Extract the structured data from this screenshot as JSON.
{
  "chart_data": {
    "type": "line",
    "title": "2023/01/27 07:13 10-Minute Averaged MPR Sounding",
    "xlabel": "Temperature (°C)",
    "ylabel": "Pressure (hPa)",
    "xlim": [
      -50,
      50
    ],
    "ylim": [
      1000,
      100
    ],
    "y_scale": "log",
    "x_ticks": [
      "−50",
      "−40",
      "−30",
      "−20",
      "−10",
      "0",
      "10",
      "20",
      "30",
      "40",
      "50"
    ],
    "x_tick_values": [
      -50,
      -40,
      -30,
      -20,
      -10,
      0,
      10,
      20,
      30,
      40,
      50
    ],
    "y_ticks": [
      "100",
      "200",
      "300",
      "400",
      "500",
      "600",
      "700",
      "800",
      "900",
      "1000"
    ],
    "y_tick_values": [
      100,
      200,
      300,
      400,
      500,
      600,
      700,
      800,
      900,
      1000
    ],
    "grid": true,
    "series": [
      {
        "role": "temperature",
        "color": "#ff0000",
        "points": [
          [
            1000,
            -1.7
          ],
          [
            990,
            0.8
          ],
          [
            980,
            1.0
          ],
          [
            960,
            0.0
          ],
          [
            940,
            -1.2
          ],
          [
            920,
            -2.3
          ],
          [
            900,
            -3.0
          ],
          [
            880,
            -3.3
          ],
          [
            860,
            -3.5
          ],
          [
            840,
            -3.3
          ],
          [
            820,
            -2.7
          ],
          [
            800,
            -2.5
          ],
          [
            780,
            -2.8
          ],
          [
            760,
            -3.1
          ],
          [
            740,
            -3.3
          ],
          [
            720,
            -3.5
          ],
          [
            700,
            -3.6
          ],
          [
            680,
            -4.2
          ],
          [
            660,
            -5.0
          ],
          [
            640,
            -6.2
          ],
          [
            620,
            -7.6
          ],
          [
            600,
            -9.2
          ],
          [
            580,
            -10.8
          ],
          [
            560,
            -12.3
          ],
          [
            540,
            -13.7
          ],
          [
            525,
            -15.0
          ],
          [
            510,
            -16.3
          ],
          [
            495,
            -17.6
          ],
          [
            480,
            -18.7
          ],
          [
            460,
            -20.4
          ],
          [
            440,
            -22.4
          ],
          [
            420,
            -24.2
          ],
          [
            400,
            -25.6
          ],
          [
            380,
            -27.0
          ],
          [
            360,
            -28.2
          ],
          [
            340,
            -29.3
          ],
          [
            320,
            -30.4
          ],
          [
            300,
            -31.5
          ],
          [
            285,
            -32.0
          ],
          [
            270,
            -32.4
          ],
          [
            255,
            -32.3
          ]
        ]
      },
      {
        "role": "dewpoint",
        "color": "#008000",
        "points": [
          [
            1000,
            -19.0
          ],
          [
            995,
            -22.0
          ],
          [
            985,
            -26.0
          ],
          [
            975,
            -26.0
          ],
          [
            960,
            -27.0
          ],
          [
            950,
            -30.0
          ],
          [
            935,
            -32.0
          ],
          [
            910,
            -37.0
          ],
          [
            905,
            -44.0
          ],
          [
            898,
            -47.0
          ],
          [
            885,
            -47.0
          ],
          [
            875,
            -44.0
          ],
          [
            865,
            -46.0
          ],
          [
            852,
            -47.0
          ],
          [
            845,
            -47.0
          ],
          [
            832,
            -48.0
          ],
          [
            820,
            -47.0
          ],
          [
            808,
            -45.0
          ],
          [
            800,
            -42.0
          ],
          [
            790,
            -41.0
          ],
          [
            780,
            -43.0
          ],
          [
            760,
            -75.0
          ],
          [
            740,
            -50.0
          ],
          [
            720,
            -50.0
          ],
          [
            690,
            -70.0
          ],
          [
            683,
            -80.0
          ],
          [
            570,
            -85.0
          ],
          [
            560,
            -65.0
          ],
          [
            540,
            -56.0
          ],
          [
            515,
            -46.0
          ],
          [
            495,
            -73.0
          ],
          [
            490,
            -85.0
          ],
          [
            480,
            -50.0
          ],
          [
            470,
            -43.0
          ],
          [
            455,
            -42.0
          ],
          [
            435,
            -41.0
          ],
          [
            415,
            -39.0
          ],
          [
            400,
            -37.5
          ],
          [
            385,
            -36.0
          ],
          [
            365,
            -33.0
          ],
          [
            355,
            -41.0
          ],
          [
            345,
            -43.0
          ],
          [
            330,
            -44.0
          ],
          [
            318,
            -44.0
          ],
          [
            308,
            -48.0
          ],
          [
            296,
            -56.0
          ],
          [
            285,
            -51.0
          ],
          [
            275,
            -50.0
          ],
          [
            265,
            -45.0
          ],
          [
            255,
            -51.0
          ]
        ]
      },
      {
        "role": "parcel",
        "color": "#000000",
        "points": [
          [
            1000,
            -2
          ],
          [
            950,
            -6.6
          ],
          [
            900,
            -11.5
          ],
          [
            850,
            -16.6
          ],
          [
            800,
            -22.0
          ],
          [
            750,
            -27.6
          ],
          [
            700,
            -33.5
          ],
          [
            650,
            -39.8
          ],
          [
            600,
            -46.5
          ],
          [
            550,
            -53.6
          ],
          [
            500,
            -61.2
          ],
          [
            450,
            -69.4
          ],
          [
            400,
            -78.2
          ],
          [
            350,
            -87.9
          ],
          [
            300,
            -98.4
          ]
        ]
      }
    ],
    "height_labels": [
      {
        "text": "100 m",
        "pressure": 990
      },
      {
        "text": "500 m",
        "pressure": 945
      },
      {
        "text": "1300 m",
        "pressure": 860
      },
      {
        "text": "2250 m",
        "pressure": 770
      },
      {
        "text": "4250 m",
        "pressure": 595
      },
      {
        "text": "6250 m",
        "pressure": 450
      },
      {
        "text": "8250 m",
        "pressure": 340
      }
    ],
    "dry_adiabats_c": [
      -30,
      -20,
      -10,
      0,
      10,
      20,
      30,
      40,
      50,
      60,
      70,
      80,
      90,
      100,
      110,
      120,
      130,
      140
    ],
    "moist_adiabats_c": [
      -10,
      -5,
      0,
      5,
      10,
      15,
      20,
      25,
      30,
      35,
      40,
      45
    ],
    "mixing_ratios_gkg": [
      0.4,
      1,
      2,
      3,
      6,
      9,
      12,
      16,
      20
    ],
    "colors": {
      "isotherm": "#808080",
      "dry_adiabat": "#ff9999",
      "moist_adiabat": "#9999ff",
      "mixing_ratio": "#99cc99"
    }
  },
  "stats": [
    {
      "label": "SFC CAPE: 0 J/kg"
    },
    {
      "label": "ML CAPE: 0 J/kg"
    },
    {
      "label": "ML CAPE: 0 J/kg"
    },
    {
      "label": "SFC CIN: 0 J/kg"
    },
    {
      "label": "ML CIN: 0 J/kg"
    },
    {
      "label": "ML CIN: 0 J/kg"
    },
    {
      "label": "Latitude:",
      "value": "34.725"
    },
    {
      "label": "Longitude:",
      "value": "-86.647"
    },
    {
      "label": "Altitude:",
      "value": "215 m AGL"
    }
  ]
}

# # # # # # #

Give solely the number of lines in the data that contain the string "role".

Correct result
3